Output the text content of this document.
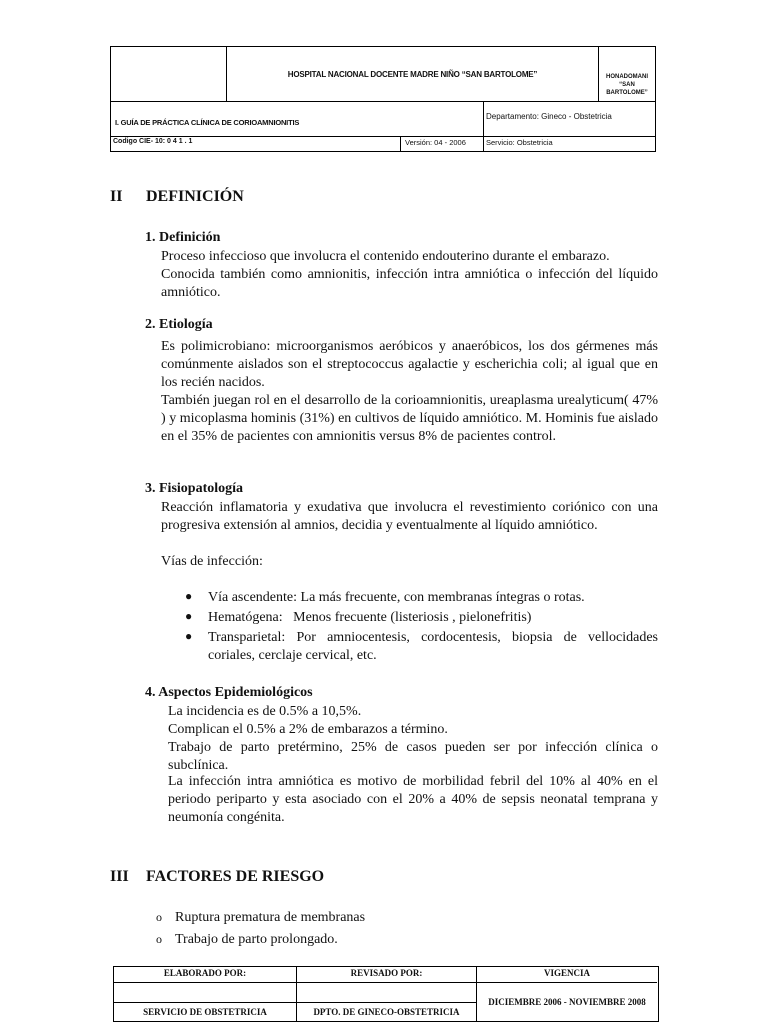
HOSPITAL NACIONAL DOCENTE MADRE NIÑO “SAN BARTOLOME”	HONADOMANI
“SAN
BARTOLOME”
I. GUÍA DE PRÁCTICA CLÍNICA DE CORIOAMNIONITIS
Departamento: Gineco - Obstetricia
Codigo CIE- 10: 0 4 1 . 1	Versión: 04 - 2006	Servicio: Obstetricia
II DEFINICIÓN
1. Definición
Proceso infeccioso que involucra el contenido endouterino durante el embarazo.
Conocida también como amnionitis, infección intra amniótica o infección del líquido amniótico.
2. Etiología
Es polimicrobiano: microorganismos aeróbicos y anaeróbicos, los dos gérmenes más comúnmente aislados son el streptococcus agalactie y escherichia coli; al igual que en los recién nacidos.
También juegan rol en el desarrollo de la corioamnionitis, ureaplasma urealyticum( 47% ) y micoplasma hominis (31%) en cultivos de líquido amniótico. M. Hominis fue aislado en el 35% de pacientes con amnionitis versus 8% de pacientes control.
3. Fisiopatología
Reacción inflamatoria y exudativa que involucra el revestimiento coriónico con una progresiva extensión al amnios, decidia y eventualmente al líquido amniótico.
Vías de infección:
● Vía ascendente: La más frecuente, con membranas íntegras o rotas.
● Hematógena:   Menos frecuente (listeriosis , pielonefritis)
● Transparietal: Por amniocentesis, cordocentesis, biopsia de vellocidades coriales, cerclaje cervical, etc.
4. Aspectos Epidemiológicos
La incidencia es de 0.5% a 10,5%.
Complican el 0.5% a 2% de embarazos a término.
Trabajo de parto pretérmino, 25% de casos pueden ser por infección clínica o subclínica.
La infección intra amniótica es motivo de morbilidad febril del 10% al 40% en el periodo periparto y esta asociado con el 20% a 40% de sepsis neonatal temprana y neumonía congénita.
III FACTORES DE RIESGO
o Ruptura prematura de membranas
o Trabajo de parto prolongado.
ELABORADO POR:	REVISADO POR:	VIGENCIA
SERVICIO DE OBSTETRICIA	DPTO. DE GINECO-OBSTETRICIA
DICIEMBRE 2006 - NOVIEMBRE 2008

* * *

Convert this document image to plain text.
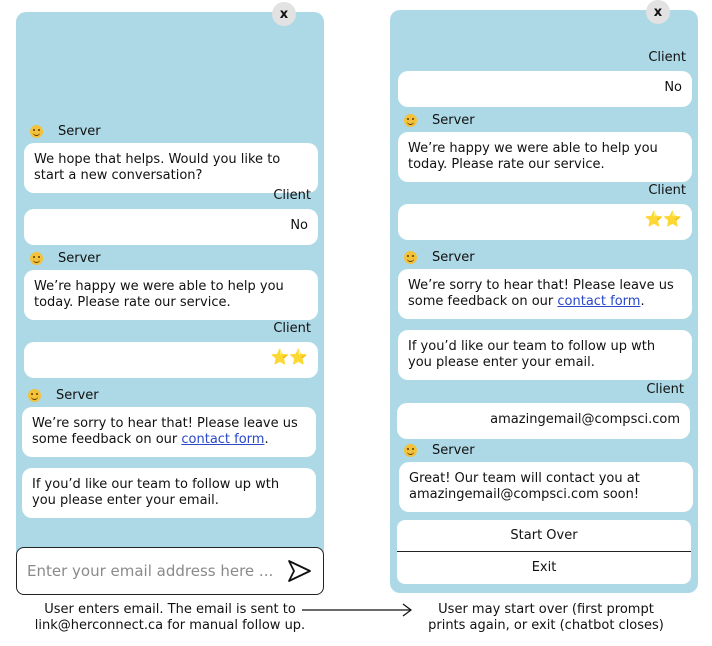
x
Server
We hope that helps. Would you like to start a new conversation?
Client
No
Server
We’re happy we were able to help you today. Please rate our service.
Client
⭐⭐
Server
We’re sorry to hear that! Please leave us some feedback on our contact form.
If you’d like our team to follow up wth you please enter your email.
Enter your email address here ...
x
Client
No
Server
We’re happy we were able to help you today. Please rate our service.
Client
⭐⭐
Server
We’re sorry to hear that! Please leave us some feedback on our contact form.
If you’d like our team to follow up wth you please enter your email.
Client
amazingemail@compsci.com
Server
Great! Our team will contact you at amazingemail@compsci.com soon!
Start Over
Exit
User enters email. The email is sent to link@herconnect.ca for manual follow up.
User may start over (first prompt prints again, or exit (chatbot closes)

▶ SHORT TASK
List each line of the records that holds the string "document".

▶ COMPLETED TASK
Output the text content of this document.
Convert this document image to plain text.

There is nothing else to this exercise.